• **DIRECTIONS FOR THIS TASK**: Write out the records that appear below, verbatim and complete, but without pictures.

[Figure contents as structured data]
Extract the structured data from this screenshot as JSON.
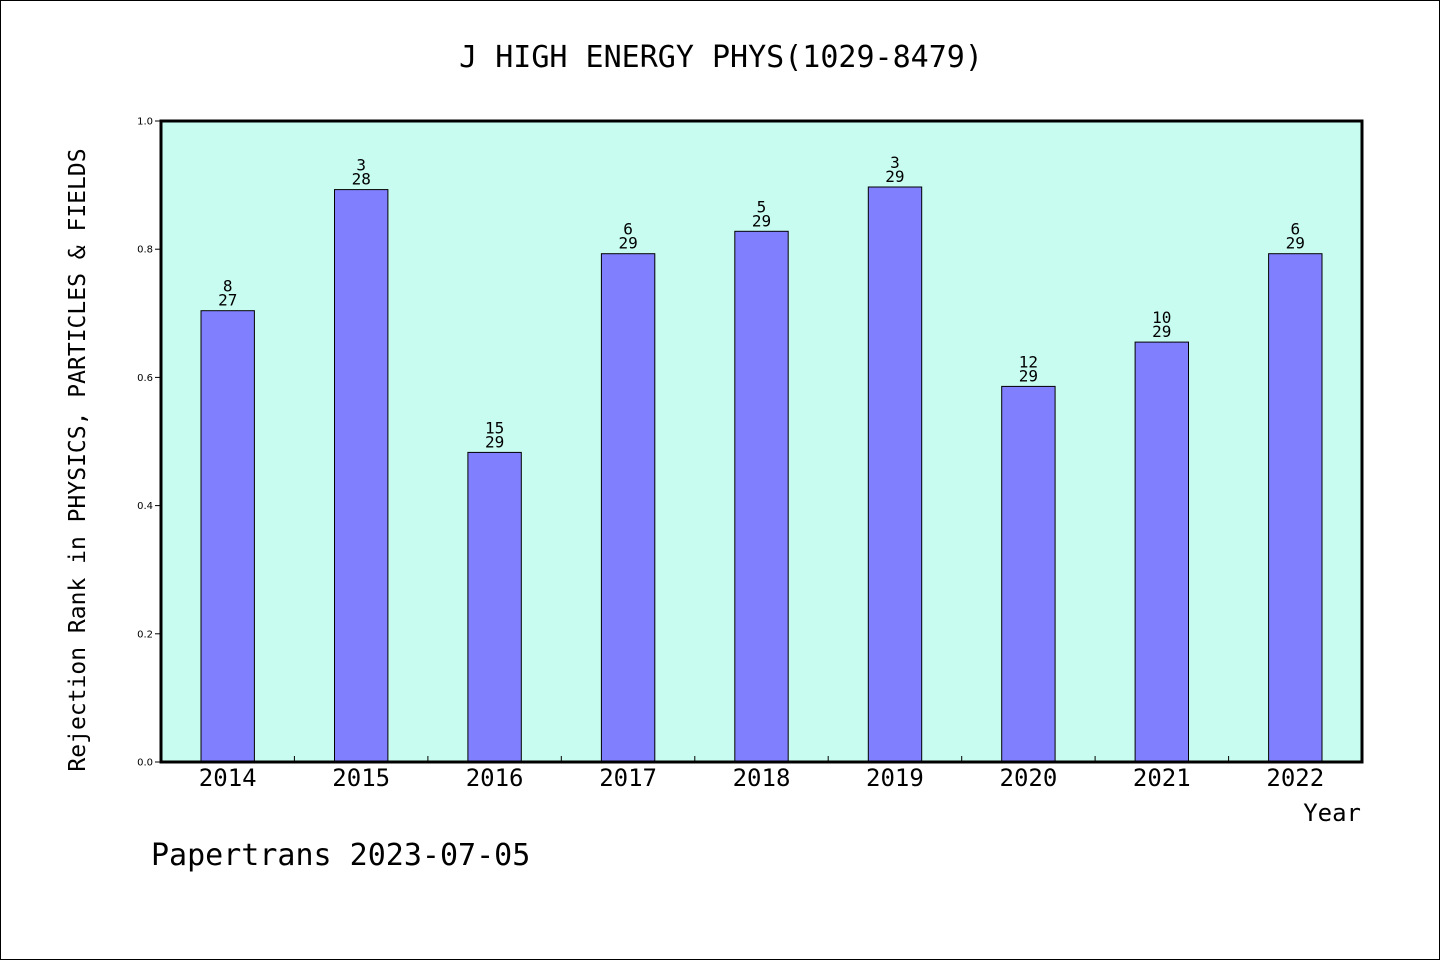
{
  "chart_data": {
    "type": "bar",
    "title": "J HIGH ENERGY PHYS(1029-8479)",
    "xlabel": "Year",
    "ylabel": "Rejection Rank in PHYSICS, PARTICLES & FIELDS",
    "categories": [
      "2014",
      "2015",
      "2016",
      "2017",
      "2018",
      "2019",
      "2020",
      "2021",
      "2022"
    ],
    "values": [
      0.704,
      0.893,
      0.483,
      0.793,
      0.828,
      0.897,
      0.586,
      0.655,
      0.793
    ],
    "ranks": [
      "8",
      "3",
      "15",
      "6",
      "5",
      "3",
      "12",
      "10",
      "6"
    ],
    "totals": [
      "27",
      "28",
      "29",
      "29",
      "29",
      "29",
      "29",
      "29",
      "29"
    ],
    "ylim": [
      0,
      1.0
    ],
    "yticks": [
      "0.0",
      "0.2",
      "0.4",
      "0.6",
      "0.8",
      "1.0"
    ],
    "grid": false,
    "colors": {
      "bar": "#8080ff",
      "plot_background": "#c8fcf0"
    }
  },
  "footer": "Papertrans 2023-07-05"
}
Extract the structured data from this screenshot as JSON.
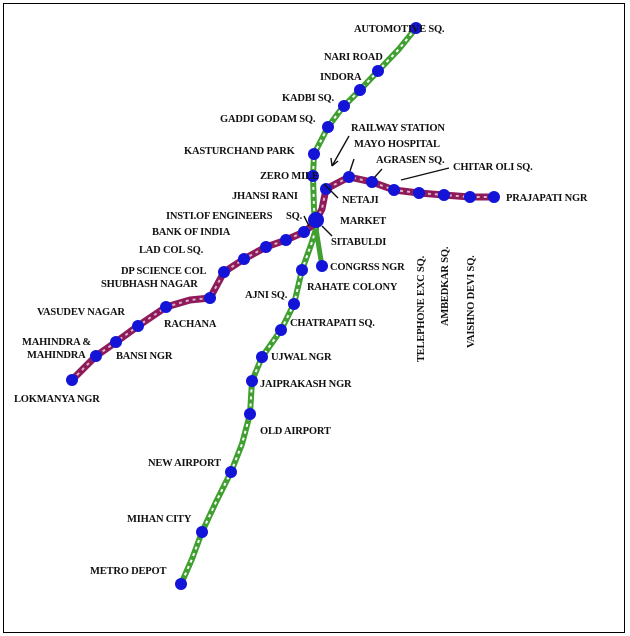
{
  "colors": {
    "green_line": "#3f9f2f",
    "green_line_dash": "#ffffff",
    "purple_line": "#8e1a5a",
    "purple_line_dash": "#d8b4c8",
    "station": "#1414d8",
    "text": "#111111"
  },
  "lines": {
    "north_south": {
      "name": "",
      "color_key": "green_line"
    },
    "east_west": {
      "name": "",
      "color_key": "purple_line"
    }
  },
  "stations": {
    "automotive_sq": "AUTOMOTIVE SQ.",
    "nari_road": "NARI ROAD",
    "indora": "INDORA",
    "kadbi_sq": "KADBI SQ.",
    "gaddi_godam_sq": "GADDI GODAM SQ.",
    "kasturchand_park": "KASTURCHAND PARK",
    "zero_mile": "ZERO MILE",
    "sitabuldi": "SITABULDI",
    "congress_ngr": "CONGRSS NGR",
    "rahate_colony": "RAHATE COLONY",
    "ajni_sq": "AJNI SQ.",
    "chatrapati_sq": "CHATRAPATI SQ.",
    "ujwal_ngr": "UJWAL NGR",
    "jaiprakash_ngr": "JAIPRAKASH NGR",
    "old_airport": "OLD AIRPORT",
    "new_airport": "NEW AIRPORT",
    "mihan_city": "MIHAN CITY",
    "metro_depot": "METRO DEPOT",
    "railway_station": "RAILWAY STATION",
    "mayo_hospital": "MAYO HOSPITAL",
    "agrasen_sq": "AGRASEN SQ.",
    "chitar_oli_sq": "CHITAR OLI SQ.",
    "telephone_exc_sq": "TELEPHONE EXC SQ.",
    "ambedkar_sq": "AMBEDKAR SQ.",
    "vaishno_devi_sq": "VAISHNO DEVI SQ.",
    "prajapati_ngr": "PRAJAPATI NGR",
    "netaji_market_1": "NETAJI",
    "netaji_market_2": "MARKET",
    "jhansi_rani_sq_1": "JHANSI RANI",
    "jhansi_rani_sq_2": "SQ.",
    "inst_engineers": "INSTI.OF ENGINEERS",
    "bank_of_india": "BANK OF INDIA",
    "lad_col_sq": "LAD COL SQ.",
    "dp_science_col": "DP SCIENCE COL",
    "shubhash_nagar": "SHUBHASH NAGAR",
    "rachana": "RACHANA",
    "vasudev_nagar": "VASUDEV NAGAR",
    "mahindra_1": "MAHINDRA &",
    "mahindra_2": "MAHINDRA",
    "bansi_ngr": "BANSI NGR",
    "lokmanya_ngr": "LOKMANYA NGR"
  }
}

• **CORRECT RESULT**:
Extract the structured data from this screenshot as JSON.
{
  "chart_data": {
    "type": "bar",
    "title": "J HIGH ENERGY PHYS(1029-8479)",
    "xlabel": "Year",
    "ylabel": "Rejection Rank in PHYSICS, PARTICLES & FIELDS",
    "categories": [
      "2014",
      "2015",
      "2016",
      "2017",
      "2018",
      "2019",
      "2020",
      "2021",
      "2022"
    ],
    "values": [
      0.704,
      0.893,
      0.483,
      0.793,
      0.828,
      0.897,
      0.586,
      0.655,
      0.793
    ],
    "ranks": [
      "8",
      "3",
      "15",
      "6",
      "5",
      "3",
      "12",
      "10",
      "6"
    ],
    "totals": [
      "27",
      "28",
      "29",
      "29",
      "29",
      "29",
      "29",
      "29",
      "29"
    ],
    "ylim": [
      0,
      1.0
    ],
    "yticks": [
      "0.0",
      "0.2",
      "0.4",
      "0.6",
      "0.8",
      "1.0"
    ],
    "grid": false,
    "colors": {
      "bar": "#8080ff",
      "plot_background": "#c8fcf0"
    }
  },
  "footer": "Papertrans 2023-07-05"
}
Extract the structured data from this screenshot as JSON.
{
  "colors": {
    "green_line": "#3f9f2f",
    "green_line_dash": "#ffffff",
    "purple_line": "#8e1a5a",
    "purple_line_dash": "#d8b4c8",
    "station": "#1414d8",
    "text": "#111111"
  },
  "lines": {
    "north_south": {
      "name": "",
      "color_key": "green_line"
    },
    "east_west": {
      "name": "",
      "color_key": "purple_line"
    }
  },
  "stations": {
    "automotive_sq": "AUTOMOTIVE SQ.",
    "nari_road": "NARI ROAD",
    "indora": "INDORA",
    "kadbi_sq": "KADBI SQ.",
    "gaddi_godam_sq": "GADDI GODAM SQ.",
    "kasturchand_park": "KASTURCHAND PARK",
    "zero_mile": "ZERO MILE",
    "sitabuldi": "SITABULDI",
    "congress_ngr": "CONGRSS NGR",
    "rahate_colony": "RAHATE COLONY",
    "ajni_sq": "AJNI SQ.",
    "chatrapati_sq": "CHATRAPATI SQ.",
    "ujwal_ngr": "UJWAL NGR",
    "jaiprakash_ngr": "JAIPRAKASH NGR",
    "old_airport": "OLD AIRPORT",
    "new_airport": "NEW AIRPORT",
    "mihan_city": "MIHAN CITY",
    "metro_depot": "METRO DEPOT",
    "railway_station": "RAILWAY STATION",
    "mayo_hospital": "MAYO HOSPITAL",
    "agrasen_sq": "AGRASEN SQ.",
    "chitar_oli_sq": "CHITAR OLI SQ.",
    "telephone_exc_sq": "TELEPHONE EXC SQ.",
    "ambedkar_sq": "AMBEDKAR SQ.",
    "vaishno_devi_sq": "VAISHNO DEVI SQ.",
    "prajapati_ngr": "PRAJAPATI NGR",
    "netaji_market_1": "NETAJI",
    "netaji_market_2": "MARKET",
    "jhansi_rani_sq_1": "JHANSI RANI",
    "jhansi_rani_sq_2": "SQ.",
    "inst_engineers": "INSTI.OF ENGINEERS",
    "bank_of_india": "BANK OF INDIA",
    "lad_col_sq": "LAD COL SQ.",
    "dp_science_col": "DP SCIENCE COL",
    "shubhash_nagar": "SHUBHASH NAGAR",
    "rachana": "RACHANA",
    "vasudev_nagar": "VASUDEV NAGAR",
    "mahindra_1": "MAHINDRA &",
    "mahindra_2": "MAHINDRA",
    "bansi_ngr": "BANSI NGR",
    "lokmanya_ngr": "LOKMANYA NGR"
  }
}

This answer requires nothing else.